# Extracted material:
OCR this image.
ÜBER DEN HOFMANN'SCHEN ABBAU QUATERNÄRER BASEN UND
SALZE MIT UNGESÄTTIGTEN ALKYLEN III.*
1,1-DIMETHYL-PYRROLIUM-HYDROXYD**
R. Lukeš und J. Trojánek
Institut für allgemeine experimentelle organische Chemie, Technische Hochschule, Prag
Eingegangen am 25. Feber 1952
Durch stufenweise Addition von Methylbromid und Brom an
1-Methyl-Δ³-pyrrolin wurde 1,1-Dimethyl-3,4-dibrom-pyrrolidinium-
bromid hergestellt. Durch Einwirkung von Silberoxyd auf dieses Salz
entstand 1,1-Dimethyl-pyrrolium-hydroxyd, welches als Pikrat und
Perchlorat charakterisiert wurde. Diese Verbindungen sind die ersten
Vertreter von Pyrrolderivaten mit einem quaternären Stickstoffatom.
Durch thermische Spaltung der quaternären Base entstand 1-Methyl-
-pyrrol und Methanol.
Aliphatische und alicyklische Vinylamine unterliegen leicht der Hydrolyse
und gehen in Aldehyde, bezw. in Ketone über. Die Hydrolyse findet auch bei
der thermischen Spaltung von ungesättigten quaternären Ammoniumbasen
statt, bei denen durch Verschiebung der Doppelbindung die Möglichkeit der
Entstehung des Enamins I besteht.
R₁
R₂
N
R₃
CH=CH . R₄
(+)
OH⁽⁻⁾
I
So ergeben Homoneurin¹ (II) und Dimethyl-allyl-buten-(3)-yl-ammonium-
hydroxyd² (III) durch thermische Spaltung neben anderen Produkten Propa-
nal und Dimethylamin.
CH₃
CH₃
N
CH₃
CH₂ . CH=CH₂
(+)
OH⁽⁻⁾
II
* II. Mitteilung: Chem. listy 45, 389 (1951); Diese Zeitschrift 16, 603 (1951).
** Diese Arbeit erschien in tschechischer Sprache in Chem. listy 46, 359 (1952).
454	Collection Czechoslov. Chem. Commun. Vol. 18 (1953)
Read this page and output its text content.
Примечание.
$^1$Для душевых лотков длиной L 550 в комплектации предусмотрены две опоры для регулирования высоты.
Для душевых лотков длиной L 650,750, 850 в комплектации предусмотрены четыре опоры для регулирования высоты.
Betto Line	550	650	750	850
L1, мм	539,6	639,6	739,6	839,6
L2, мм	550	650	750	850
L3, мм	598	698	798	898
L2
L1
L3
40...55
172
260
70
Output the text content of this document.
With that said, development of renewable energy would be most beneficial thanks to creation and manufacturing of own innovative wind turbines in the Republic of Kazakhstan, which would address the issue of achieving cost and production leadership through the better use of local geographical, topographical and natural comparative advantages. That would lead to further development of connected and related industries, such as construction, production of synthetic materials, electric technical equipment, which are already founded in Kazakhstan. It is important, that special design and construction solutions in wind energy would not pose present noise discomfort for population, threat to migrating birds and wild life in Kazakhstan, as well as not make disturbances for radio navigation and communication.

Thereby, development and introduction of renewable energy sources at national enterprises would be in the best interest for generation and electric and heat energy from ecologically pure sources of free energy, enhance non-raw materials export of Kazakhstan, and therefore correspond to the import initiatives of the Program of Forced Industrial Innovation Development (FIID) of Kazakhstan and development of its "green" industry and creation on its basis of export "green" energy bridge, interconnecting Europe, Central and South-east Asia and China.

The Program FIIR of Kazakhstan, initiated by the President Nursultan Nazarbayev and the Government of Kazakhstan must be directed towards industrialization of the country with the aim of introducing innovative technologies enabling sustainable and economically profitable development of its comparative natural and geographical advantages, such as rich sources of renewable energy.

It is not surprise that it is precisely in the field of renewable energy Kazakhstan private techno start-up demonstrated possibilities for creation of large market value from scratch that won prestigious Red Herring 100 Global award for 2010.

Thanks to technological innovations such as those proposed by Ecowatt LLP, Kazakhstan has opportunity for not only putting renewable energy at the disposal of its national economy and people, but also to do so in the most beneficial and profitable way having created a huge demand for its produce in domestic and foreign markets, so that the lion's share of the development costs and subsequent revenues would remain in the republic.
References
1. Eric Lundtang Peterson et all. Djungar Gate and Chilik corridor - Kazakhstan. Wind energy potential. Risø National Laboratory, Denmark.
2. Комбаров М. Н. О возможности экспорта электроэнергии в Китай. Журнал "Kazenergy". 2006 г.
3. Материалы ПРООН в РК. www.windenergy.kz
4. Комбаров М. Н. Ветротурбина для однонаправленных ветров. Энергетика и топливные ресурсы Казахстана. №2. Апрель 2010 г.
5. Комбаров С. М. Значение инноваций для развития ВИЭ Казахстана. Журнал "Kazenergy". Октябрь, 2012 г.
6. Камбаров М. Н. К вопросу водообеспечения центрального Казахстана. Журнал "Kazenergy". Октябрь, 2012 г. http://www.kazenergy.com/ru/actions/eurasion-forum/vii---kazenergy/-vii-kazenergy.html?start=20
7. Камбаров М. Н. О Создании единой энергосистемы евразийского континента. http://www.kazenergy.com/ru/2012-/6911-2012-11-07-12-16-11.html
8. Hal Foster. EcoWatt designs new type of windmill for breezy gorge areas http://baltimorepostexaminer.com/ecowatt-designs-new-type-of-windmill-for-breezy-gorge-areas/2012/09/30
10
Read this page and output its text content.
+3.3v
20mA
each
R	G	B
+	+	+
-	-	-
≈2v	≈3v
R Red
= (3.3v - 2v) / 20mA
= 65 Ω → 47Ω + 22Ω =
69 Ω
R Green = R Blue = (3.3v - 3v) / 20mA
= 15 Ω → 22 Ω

# Exercise requirements:
Repeat every entry word for word.

# Answer to the task:
OCR this image.
ÜBER DEN HOFMANN'SCHEN ABBAU QUATERNÄRER BASEN UND
SALZE MIT UNGESÄTTIGTEN ALKYLEN III.*
1,1-DIMETHYL-PYRROLIUM-HYDROXYD**
R. Lukeš und J. Trojánek
Institut für allgemeine experimentelle organische Chemie, Technische Hochschule, Prag
Eingegangen am 25. Feber 1952
Durch stufenweise Addition von Methylbromid und Brom an
1-Methyl-Δ³-pyrrolin wurde 1,1-Dimethyl-3,4-dibrom-pyrrolidinium-
bromid hergestellt. Durch Einwirkung von Silberoxyd auf dieses Salz
entstand 1,1-Dimethyl-pyrrolium-hydroxyd, welches als Pikrat und
Perchlorat charakterisiert wurde. Diese Verbindungen sind die ersten
Vertreter von Pyrrolderivaten mit einem quaternären Stickstoffatom.
Durch thermische Spaltung der quaternären Base entstand 1-Methyl-
-pyrrol und Methanol.
Aliphatische und alicyklische Vinylamine unterliegen leicht der Hydrolyse
und gehen in Aldehyde, bezw. in Ketone über. Die Hydrolyse findet auch bei
der thermischen Spaltung von ungesättigten quaternären Ammoniumbasen
statt, bei denen durch Verschiebung der Doppelbindung die Möglichkeit der
Entstehung des Enamins I besteht.
R₁
R₂
N
R₃
CH=CH . R₄
(+)
OH⁽⁻⁾
I
So ergeben Homoneurin¹ (II) und Dimethyl-allyl-buten-(3)-yl-ammonium-
hydroxyd² (III) durch thermische Spaltung neben anderen Produkten Propa-
nal und Dimethylamin.
CH₃
CH₃
N
CH₃
CH₂ . CH=CH₂
(+)
OH⁽⁻⁾
II
* II. Mitteilung: Chem. listy 45, 389 (1951); Diese Zeitschrift 16, 603 (1951).
** Diese Arbeit erschien in tschechischer Sprache in Chem. listy 46, 359 (1952).
454	Collection Czechoslov. Chem. Commun. Vol. 18 (1953)
Read this page and output its text content.
Примечание.
$^1$Для душевых лотков длиной L 550 в комплектации предусмотрены две опоры для регулирования высоты.
Для душевых лотков длиной L 650,750, 850 в комплектации предусмотрены четыре опоры для регулирования высоты.
Betto Line	550	650	750	850
L1, мм	539,6	639,6	739,6	839,6
L2, мм	550	650	750	850
L3, мм	598	698	798	898
L2
L1
L3
40...55
172
260
70
Output the text content of this document.
With that said, development of renewable energy would be most beneficial thanks to creation and manufacturing of own innovative wind turbines in the Republic of Kazakhstan, which would address the issue of achieving cost and production leadership through the better use of local geographical, topographical and natural comparative advantages. That would lead to further development of connected and related industries, such as construction, production of synthetic materials, electric technical equipment, which are already founded in Kazakhstan. It is important, that special design and construction solutions in wind energy would not pose present noise discomfort for population, threat to migrating birds and wild life in Kazakhstan, as well as not make disturbances for radio navigation and communication.

Thereby, development and introduction of renewable energy sources at national enterprises would be in the best interest for generation and electric and heat energy from ecologically pure sources of free energy, enhance non-raw materials export of Kazakhstan, and therefore correspond to the import initiatives of the Program of Forced Industrial Innovation Development (FIID) of Kazakhstan and development of its "green" industry and creation on its basis of export "green" energy bridge, interconnecting Europe, Central and South-east Asia and China.

The Program FIIR of Kazakhstan, initiated by the President Nursultan Nazarbayev and the Government of Kazakhstan must be directed towards industrialization of the country with the aim of introducing innovative technologies enabling sustainable and economically profitable development of its comparative natural and geographical advantages, such as rich sources of renewable energy.

It is not surprise that it is precisely in the field of renewable energy Kazakhstan private techno start-up demonstrated possibilities for creation of large market value from scratch that won prestigious Red Herring 100 Global award for 2010.

Thanks to technological innovations such as those proposed by Ecowatt LLP, Kazakhstan has opportunity for not only putting renewable energy at the disposal of its national economy and people, but also to do so in the most beneficial and profitable way having created a huge demand for its produce in domestic and foreign markets, so that the lion's share of the development costs and subsequent revenues would remain in the republic.
References
1. Eric Lundtang Peterson et all. Djungar Gate and Chilik corridor - Kazakhstan. Wind energy potential. Risø National Laboratory, Denmark.
2. Комбаров М. Н. О возможности экспорта электроэнергии в Китай. Журнал "Kazenergy". 2006 г.
3. Материалы ПРООН в РК. www.windenergy.kz
4. Комбаров М. Н. Ветротурбина для однонаправленных ветров. Энергетика и топливные ресурсы Казахстана. №2. Апрель 2010 г.
5. Комбаров С. М. Значение инноваций для развития ВИЭ Казахстана. Журнал "Kazenergy". Октябрь, 2012 г.
6. Камбаров М. Н. К вопросу водообеспечения центрального Казахстана. Журнал "Kazenergy". Октябрь, 2012 г. http://www.kazenergy.com/ru/actions/eurasion-forum/vii---kazenergy/-vii-kazenergy.html?start=20
7. Камбаров М. Н. О Создании единой энергосистемы евразийского континента. http://www.kazenergy.com/ru/2012-/6911-2012-11-07-12-16-11.html
8. Hal Foster. EcoWatt designs new type of windmill for breezy gorge areas http://baltimorepostexaminer.com/ecowatt-designs-new-type-of-windmill-for-breezy-gorge-areas/2012/09/30
10
Read this page and output its text content.
+3.3v
20mA
each
R	G	B
+	+	+
-	-	-
≈2v	≈3v
R Red
= (3.3v - 2v) / 20mA
= 65 Ω → 47Ω + 22Ω =
69 Ω
R Green = R Blue = (3.3v - 3v) / 20mA
= 15 Ω → 22 Ω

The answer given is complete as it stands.